[Task to carry out] Find every line of the listing below where "title" appears, and copy it.

A block of data:
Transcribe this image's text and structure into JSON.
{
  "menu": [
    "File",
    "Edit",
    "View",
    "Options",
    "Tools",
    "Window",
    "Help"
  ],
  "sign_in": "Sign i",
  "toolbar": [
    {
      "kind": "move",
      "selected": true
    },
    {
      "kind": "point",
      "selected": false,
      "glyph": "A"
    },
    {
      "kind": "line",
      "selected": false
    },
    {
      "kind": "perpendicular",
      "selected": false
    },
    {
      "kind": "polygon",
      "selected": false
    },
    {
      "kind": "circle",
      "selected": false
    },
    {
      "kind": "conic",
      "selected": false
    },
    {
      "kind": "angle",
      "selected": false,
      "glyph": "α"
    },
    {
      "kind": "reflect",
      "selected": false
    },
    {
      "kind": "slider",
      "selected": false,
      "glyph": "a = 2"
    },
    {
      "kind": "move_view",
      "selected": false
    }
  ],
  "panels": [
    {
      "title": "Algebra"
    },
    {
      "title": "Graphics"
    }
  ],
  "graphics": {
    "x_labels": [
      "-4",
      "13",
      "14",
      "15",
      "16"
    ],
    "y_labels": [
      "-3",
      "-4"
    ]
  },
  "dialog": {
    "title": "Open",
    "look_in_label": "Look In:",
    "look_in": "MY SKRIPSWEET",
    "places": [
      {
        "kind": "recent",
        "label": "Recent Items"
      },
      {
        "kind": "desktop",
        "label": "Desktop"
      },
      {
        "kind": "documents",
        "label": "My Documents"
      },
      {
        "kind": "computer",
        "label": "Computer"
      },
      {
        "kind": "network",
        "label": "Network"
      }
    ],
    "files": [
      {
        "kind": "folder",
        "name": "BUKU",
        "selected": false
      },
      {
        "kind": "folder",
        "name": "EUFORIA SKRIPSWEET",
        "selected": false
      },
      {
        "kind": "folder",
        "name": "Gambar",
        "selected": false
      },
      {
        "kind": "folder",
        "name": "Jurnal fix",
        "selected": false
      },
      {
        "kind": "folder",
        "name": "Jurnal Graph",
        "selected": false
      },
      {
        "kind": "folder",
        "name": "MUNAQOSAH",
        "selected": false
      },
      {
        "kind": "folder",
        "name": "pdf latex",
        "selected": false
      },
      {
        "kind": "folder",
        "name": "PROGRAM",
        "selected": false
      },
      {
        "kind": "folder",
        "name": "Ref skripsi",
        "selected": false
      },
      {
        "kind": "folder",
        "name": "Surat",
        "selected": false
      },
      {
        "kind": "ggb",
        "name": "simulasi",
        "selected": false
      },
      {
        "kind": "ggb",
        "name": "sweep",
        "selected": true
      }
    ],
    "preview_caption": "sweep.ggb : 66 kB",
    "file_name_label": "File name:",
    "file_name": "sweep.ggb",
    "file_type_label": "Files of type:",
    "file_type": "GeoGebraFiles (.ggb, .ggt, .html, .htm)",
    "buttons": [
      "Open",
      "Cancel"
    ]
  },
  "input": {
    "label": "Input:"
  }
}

[Complete response]
      "title": "Algebra"
      "title": "Graphics"
    "title": "Open",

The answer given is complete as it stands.